---------- Listing ----------

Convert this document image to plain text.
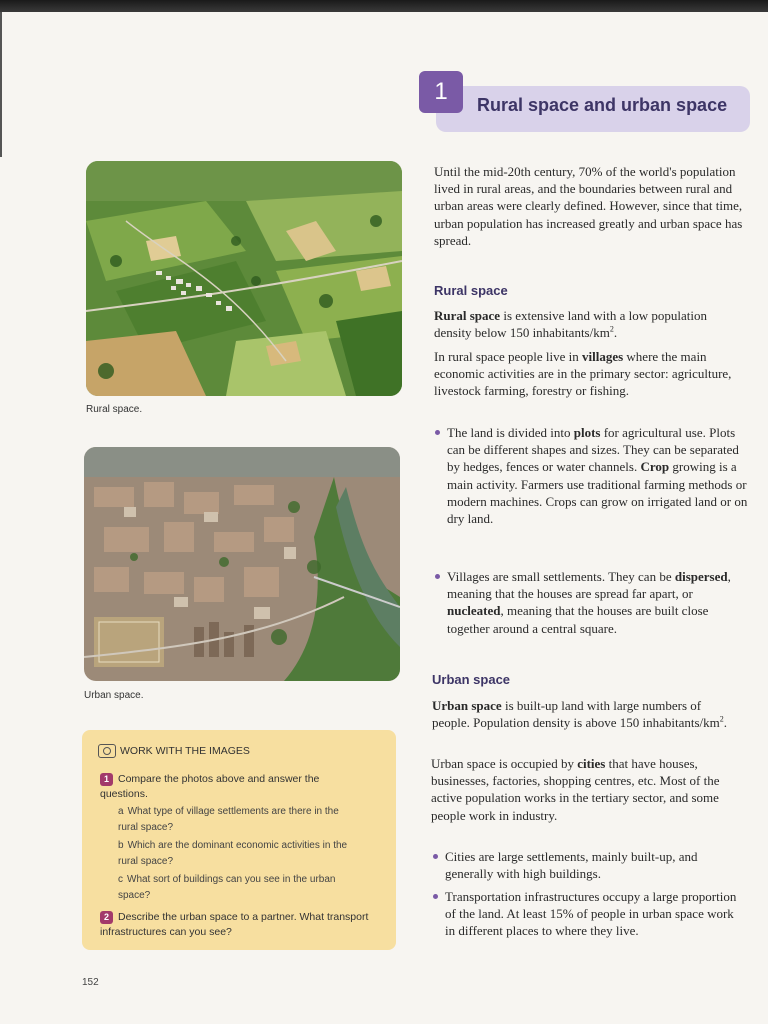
1	Rural space and urban space
Rural space.
Urban space.
WORK WITH THE IMAGES
1 Compare the photos above and answer the questions.
a What type of village settlements are there in the rural space?
b Which are the dominant economic activities in the rural space?
c What sort of buildings can you see in the urban space?
2 Describe the urban space to a partner. What transport infrastructures can you see?
152
Until the mid-20th century, 70% of the world's population lived in rural areas, and the boundaries between rural and urban areas were clearly defined. However, since that time, urban population has increased greatly and urban space has spread.
Rural space
Rural space is extensive land with a low population density below 150 inhabitants/$km^2$.
In rural space people live in villages where the main economic activities are in the primary sector: agriculture, livestock farming, forestry or fishing.
The land is divided into plots for agricultural use. Plots can be different shapes and sizes. They can be separated by hedges, fences or water channels. Crop growing is a main activity. Farmers use traditional farming methods or modern machines. Crops can grow on irrigated land or on dry land.
Villages are small settlements. They can be dispersed, meaning that the houses are spread far apart, or nucleated, meaning that the houses are built close together around a central square.
Urban space
Urban space is built-up land with large numbers of people. Population density is above 150 inhabitants/$km^2$.
Urban space is occupied by cities that have houses, businesses, factories, shopping centres, etc. Most of the active population works in the tertiary sector, and some people work in industry.
Cities are large settlements, mainly built-up, and generally with high buildings.
Transportation infrastructures occupy a large proportion of the land. At least 15% of people in urban space work in different places to where they live.
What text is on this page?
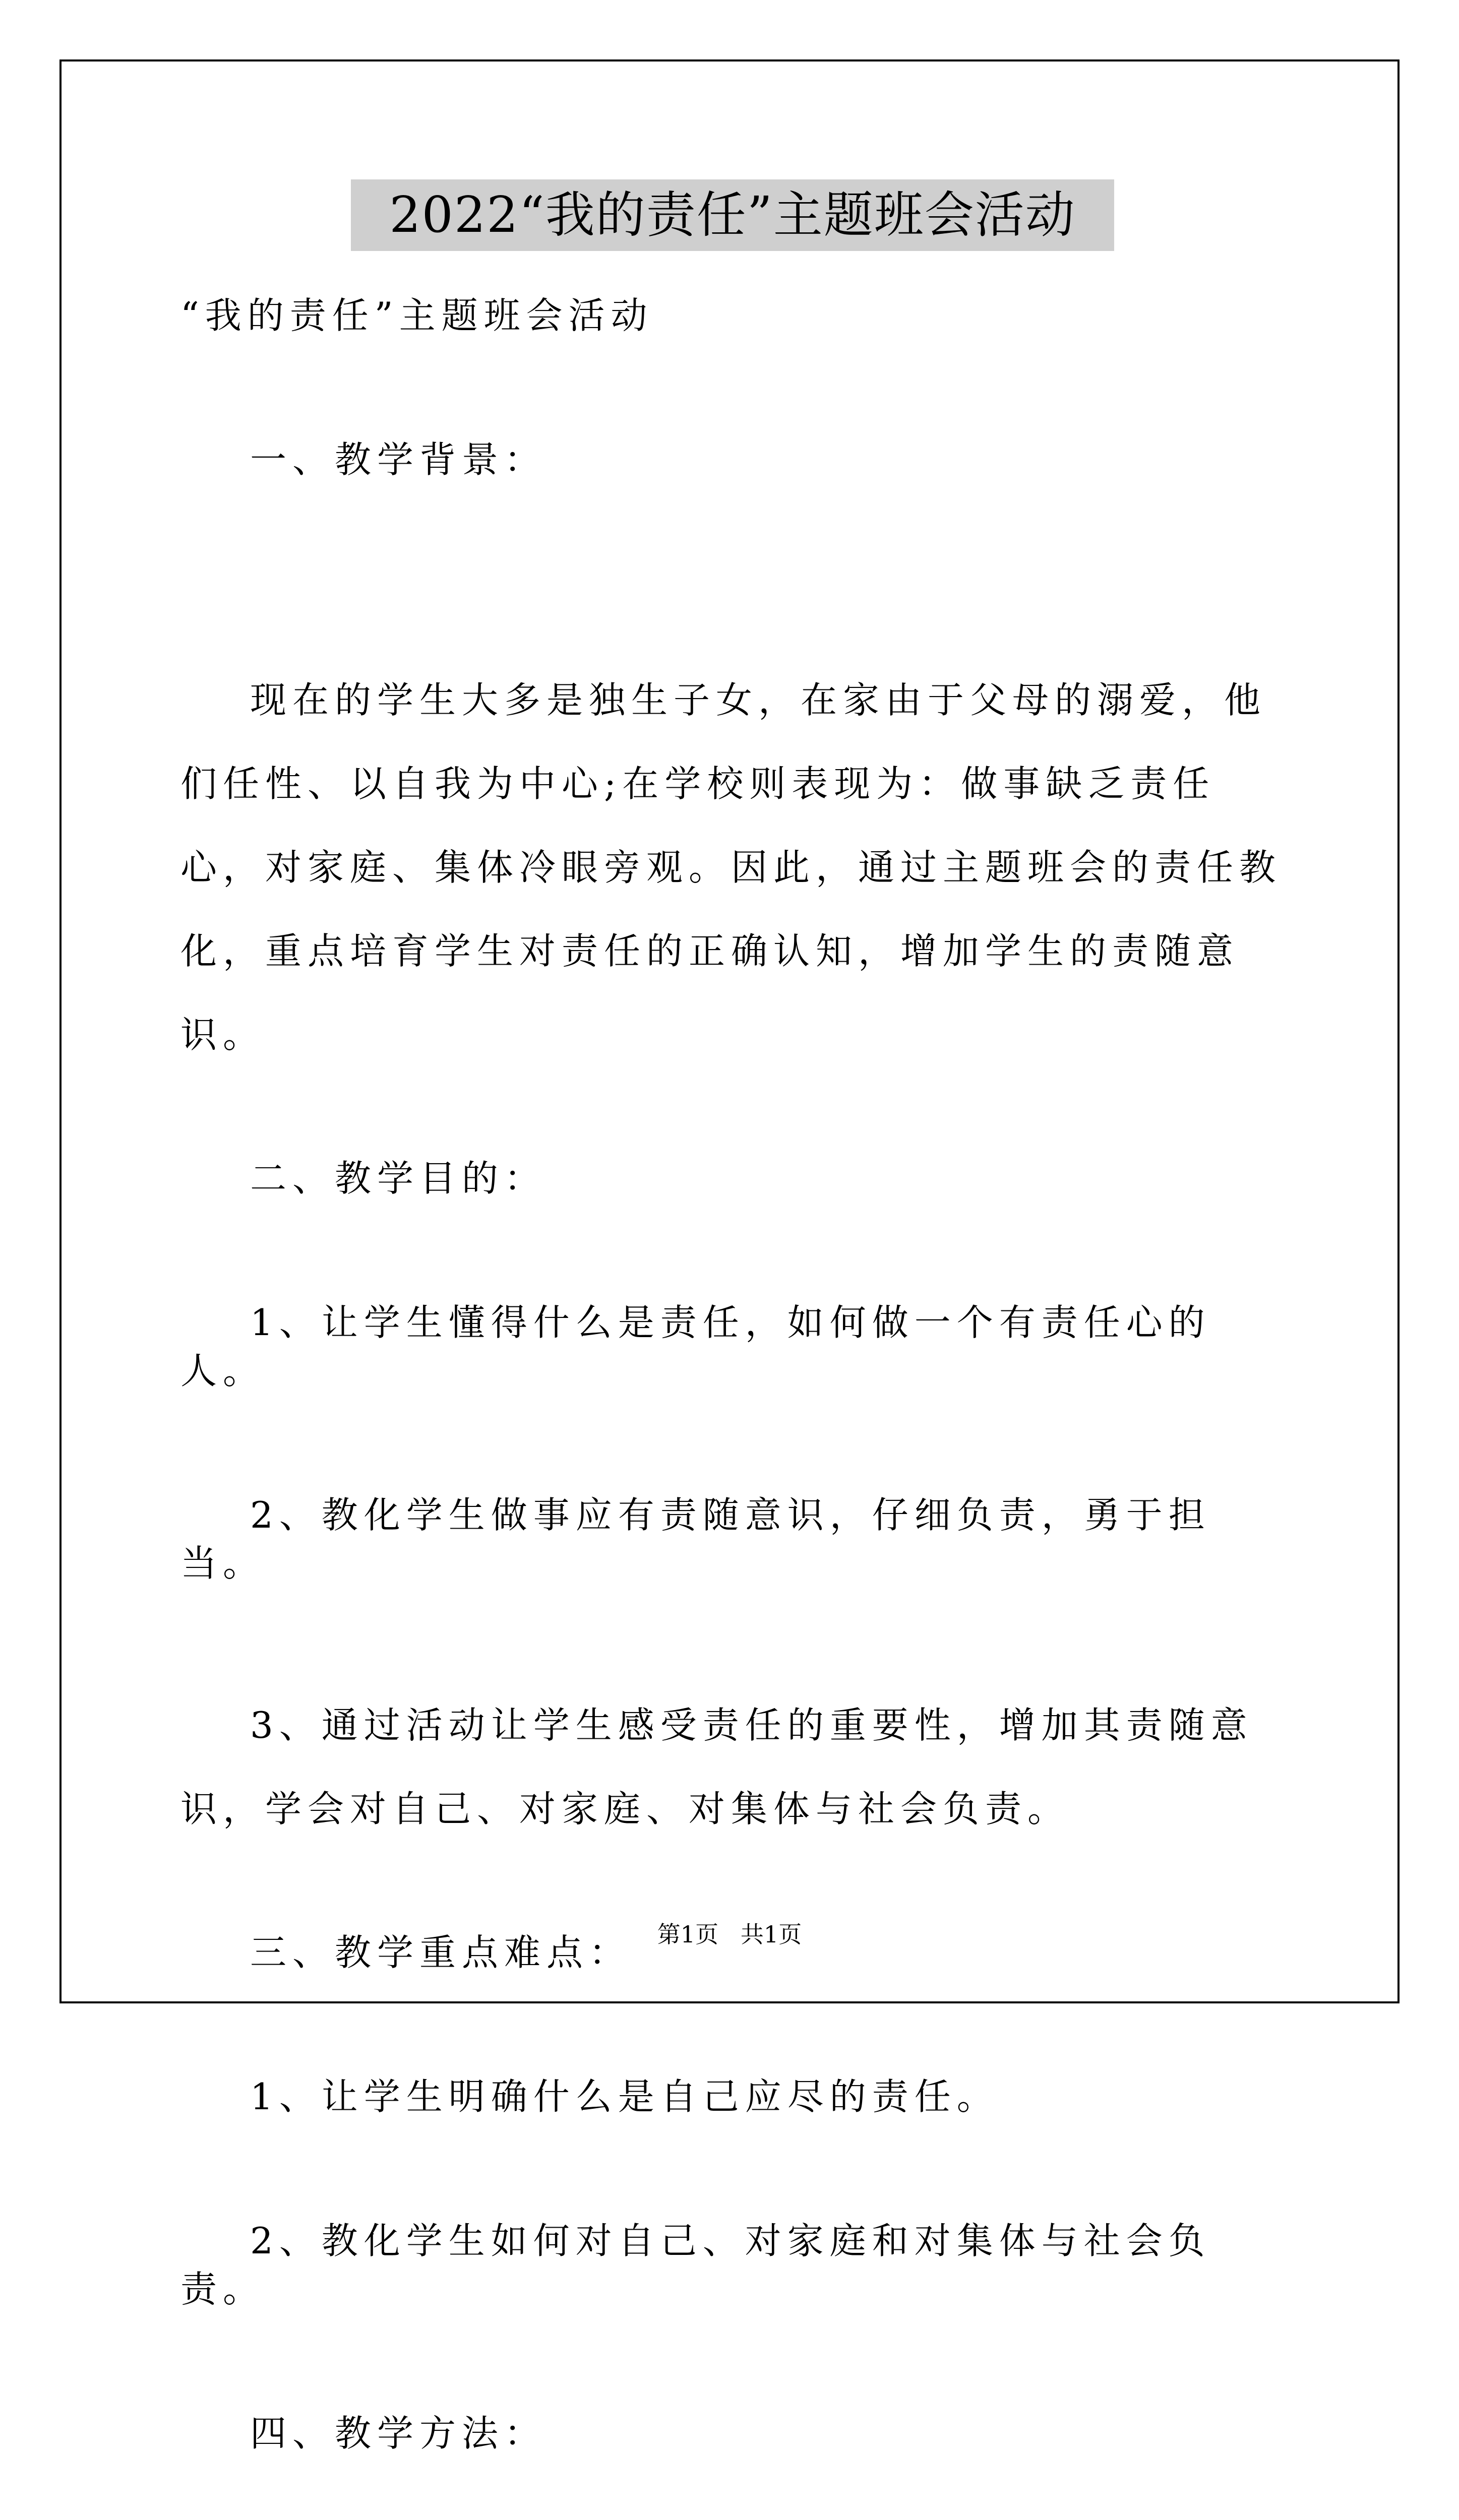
2022“我的责任”主题班会活动

“我的责任”主题班会活动

一、教学背景：

现在的学生大多是独生子女，在家由于父母的溺爱，他们任性、以自我为中心;在学校则表现为：做事缺乏责任心，对家庭、集体冷眼旁观。因此，通过主题班会的责任教化，重点培育学生对责任的正确认知，增加学生的责随意识。

二、教学目的：

1、让学生懂得什么是责任，如何做一个有责任心的人。

2、教化学生做事应有责随意识，仔细负责，勇于担当。

3、通过活动让学生感受责任的重要性，增加其责随意识，学会对自己、对家庭、对集体与社会负责。

三、教学重点难点：

1、让学生明确什么是自己应尽的责任。

2、教化学生如何对自己、对家庭和对集体与社会负责。

四、教学方法：

第1页   共1页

----------

Search the entries for the word "buildings", then list each line that holds it.

Answer below
c What sort of buildings can you see in the urban space?
Cities are large settlements, mainly built-up, and generally with high buildings.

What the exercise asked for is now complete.